- [EXERCISE BRIEF]:
From the entries below, extract every line that includes the word "Befunde".
──────────────────────────────
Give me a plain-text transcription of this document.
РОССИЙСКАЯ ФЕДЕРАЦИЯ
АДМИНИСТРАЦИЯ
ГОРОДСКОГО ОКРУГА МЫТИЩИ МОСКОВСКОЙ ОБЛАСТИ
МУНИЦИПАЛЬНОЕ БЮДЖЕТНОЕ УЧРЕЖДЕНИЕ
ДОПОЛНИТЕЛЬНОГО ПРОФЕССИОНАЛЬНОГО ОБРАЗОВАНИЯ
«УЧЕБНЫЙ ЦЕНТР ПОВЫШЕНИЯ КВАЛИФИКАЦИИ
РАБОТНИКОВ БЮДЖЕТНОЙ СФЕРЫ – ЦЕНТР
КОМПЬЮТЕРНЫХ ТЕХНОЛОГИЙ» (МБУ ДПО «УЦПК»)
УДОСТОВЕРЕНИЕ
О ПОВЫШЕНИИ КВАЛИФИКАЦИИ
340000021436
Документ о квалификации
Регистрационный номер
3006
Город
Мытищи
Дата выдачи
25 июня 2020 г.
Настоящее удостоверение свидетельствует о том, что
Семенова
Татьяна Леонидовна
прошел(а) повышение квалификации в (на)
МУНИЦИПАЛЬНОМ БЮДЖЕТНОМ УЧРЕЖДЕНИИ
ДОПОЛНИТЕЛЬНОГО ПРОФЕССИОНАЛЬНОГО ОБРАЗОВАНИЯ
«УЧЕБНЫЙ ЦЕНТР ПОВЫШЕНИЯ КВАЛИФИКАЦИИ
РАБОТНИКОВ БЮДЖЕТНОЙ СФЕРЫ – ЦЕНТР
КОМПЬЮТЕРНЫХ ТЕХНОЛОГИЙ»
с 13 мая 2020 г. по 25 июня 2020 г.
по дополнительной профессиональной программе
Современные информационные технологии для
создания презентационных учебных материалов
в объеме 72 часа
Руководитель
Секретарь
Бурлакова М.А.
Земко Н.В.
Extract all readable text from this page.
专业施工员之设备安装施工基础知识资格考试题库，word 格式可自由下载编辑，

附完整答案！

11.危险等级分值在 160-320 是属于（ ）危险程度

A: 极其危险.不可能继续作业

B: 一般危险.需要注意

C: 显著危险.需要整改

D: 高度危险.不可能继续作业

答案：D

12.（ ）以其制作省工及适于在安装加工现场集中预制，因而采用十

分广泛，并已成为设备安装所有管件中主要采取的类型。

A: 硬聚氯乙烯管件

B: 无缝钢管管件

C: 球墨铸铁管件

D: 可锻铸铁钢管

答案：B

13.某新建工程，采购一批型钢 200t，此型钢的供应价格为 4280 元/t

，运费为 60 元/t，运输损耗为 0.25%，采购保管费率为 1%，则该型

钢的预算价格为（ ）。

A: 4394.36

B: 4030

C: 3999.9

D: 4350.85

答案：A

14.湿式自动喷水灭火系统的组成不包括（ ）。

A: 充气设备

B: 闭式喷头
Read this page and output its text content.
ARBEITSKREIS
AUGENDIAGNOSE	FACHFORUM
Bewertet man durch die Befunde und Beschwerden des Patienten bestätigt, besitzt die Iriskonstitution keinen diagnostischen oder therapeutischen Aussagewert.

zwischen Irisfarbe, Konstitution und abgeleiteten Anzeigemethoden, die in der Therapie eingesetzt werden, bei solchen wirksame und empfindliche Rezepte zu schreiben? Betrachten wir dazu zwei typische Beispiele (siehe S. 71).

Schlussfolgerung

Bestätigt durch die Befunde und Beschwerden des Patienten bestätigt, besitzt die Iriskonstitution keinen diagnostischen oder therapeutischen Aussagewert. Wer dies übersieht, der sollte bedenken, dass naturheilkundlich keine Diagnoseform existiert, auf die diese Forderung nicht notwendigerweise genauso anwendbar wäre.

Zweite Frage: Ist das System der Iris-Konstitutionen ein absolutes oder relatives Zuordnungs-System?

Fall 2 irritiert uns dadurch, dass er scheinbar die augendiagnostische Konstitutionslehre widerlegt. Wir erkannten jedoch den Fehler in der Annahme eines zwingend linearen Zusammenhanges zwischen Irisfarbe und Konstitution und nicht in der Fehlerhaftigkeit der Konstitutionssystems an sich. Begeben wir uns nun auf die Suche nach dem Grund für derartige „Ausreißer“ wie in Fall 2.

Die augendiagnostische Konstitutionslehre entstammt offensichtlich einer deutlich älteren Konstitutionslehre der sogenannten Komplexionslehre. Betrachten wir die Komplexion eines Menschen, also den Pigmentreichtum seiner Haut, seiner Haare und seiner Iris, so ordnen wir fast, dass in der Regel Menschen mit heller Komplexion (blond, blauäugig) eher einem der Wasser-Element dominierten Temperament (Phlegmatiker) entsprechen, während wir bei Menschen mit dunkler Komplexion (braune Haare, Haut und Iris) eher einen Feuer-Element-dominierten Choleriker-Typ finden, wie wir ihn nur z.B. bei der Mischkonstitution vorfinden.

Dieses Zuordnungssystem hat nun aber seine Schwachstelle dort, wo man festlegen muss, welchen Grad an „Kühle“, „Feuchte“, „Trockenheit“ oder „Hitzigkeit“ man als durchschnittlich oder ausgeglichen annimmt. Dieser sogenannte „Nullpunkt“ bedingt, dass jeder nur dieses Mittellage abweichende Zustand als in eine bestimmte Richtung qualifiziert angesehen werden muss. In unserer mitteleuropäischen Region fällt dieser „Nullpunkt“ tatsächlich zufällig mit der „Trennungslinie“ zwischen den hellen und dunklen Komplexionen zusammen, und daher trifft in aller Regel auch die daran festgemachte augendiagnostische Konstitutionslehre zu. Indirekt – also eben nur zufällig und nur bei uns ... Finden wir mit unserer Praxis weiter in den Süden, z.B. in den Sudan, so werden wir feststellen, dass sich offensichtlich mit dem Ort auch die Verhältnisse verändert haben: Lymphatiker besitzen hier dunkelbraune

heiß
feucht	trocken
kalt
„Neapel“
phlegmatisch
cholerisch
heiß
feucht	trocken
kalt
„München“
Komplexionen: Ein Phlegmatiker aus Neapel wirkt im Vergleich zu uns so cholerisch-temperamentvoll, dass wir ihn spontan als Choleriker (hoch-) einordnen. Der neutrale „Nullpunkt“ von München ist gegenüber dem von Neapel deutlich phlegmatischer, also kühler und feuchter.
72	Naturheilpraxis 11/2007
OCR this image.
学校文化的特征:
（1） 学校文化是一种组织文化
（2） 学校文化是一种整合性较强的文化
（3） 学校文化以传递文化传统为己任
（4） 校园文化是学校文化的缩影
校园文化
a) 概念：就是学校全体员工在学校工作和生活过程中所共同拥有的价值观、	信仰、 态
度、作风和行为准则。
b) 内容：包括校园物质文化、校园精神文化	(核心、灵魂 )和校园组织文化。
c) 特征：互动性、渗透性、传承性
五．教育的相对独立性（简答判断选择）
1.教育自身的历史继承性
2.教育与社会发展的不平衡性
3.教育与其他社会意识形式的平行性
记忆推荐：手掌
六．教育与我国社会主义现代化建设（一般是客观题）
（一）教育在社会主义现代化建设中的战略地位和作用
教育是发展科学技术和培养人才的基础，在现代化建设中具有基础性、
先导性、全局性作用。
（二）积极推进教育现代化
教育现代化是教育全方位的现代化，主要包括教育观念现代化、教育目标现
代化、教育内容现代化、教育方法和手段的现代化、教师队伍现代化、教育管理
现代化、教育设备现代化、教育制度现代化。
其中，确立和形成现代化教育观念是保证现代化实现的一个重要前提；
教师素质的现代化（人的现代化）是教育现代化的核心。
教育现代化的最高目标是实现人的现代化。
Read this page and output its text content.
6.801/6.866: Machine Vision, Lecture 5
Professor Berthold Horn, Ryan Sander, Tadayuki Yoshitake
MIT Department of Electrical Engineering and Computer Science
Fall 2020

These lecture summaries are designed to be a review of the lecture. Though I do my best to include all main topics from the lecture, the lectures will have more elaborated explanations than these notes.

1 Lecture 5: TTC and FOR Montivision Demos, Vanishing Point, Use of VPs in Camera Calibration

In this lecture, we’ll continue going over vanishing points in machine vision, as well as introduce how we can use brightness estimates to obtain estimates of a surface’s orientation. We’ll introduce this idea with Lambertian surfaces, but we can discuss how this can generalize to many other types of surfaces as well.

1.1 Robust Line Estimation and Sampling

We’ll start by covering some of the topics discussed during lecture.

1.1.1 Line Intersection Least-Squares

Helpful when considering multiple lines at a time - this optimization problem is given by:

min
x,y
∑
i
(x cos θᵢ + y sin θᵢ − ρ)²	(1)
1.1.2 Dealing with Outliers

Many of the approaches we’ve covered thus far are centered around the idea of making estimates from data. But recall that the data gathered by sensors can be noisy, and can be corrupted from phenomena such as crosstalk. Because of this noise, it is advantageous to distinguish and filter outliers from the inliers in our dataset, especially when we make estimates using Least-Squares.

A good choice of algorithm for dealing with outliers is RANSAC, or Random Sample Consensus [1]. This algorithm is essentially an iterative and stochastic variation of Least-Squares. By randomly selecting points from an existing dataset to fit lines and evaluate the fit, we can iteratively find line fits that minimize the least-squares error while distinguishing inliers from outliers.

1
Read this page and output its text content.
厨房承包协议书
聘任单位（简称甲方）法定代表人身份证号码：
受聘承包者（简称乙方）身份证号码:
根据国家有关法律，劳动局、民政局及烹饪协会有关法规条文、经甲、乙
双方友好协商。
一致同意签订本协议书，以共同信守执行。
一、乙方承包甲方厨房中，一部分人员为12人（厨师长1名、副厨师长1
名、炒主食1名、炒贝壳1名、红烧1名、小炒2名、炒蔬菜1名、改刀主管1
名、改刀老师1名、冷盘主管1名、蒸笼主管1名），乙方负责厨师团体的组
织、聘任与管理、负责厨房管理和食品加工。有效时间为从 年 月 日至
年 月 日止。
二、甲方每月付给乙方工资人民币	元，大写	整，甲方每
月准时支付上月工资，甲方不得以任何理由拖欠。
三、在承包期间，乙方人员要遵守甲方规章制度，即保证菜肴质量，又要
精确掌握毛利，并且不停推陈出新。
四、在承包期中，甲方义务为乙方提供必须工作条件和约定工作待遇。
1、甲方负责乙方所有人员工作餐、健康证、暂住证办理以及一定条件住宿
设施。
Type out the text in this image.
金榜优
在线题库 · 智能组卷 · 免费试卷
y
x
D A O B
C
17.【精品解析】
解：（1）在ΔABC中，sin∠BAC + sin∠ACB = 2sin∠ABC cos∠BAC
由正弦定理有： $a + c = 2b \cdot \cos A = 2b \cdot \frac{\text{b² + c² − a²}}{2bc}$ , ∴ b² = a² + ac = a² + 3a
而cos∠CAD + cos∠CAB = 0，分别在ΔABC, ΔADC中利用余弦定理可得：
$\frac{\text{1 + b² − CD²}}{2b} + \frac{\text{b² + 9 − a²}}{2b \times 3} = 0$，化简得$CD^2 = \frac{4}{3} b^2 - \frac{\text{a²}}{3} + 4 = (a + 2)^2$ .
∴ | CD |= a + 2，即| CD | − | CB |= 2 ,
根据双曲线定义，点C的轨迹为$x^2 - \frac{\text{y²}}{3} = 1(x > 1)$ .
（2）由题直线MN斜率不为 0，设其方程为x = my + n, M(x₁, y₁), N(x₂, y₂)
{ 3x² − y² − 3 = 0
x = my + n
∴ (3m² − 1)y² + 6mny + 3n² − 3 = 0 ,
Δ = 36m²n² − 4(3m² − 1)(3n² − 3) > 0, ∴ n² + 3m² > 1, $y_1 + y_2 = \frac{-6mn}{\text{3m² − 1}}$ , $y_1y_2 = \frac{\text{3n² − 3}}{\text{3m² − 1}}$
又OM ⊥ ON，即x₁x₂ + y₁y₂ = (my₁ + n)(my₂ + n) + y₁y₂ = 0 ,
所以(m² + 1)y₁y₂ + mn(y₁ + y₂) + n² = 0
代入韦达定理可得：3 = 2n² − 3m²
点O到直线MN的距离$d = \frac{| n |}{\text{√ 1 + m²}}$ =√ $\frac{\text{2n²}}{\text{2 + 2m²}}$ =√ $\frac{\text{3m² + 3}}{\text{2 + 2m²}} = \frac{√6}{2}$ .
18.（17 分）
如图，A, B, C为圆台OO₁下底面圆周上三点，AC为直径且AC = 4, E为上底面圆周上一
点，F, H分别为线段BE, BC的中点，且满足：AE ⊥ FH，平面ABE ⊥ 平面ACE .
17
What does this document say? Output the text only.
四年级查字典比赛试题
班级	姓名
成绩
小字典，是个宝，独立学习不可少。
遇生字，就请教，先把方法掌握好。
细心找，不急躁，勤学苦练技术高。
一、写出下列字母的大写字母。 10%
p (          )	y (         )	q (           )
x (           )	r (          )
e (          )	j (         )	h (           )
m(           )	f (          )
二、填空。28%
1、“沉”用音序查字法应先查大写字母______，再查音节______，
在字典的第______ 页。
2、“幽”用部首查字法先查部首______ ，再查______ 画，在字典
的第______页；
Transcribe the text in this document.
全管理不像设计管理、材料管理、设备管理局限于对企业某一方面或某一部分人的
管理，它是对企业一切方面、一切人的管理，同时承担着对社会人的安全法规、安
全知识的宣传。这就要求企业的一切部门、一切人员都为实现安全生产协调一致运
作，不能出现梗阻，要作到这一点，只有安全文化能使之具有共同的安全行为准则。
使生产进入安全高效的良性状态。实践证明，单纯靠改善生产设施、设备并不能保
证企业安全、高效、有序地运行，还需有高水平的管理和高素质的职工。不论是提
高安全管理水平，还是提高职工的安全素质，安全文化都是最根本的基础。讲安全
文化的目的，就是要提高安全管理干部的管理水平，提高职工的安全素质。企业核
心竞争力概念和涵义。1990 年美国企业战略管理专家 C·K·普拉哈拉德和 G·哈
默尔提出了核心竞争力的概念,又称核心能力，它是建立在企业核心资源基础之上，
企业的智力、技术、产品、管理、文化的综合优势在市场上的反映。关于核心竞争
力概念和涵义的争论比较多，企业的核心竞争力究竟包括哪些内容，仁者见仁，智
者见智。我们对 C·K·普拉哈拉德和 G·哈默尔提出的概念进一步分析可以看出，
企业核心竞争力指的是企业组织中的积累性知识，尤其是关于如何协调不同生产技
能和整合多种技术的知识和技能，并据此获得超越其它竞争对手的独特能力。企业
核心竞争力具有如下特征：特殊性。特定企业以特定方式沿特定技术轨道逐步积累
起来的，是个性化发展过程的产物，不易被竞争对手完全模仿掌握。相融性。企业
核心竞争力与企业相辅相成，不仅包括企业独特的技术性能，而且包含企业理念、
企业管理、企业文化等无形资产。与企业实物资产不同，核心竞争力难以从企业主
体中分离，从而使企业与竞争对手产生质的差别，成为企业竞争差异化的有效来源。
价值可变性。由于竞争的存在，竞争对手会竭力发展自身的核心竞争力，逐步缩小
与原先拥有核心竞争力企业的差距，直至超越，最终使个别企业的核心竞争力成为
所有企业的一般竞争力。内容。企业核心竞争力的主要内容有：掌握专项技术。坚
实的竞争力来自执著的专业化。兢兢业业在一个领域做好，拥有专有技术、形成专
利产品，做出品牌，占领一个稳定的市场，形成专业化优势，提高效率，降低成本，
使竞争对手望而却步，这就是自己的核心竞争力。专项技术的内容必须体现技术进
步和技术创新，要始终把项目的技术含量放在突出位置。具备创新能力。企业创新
──────────────────────────────
- [SOLUTION BELOW]:
Bewertet man durch die Befunde und Beschwerden des Patienten bestätigt, besitzt die Iriskonstitution keinen diagnostischen oder therapeutischen Aussagewert.
Bestätigt durch die Befunde und Beschwerden des Patienten bestätigt, besitzt die Iriskonstitution keinen diagnostischen oder therapeutischen Aussagewert. Wer dies übersieht, der sollte bedenken, dass naturheilkundlich keine Diagnoseform existiert, auf die diese Forderung nicht notwendigerweise genauso anwendbar wäre.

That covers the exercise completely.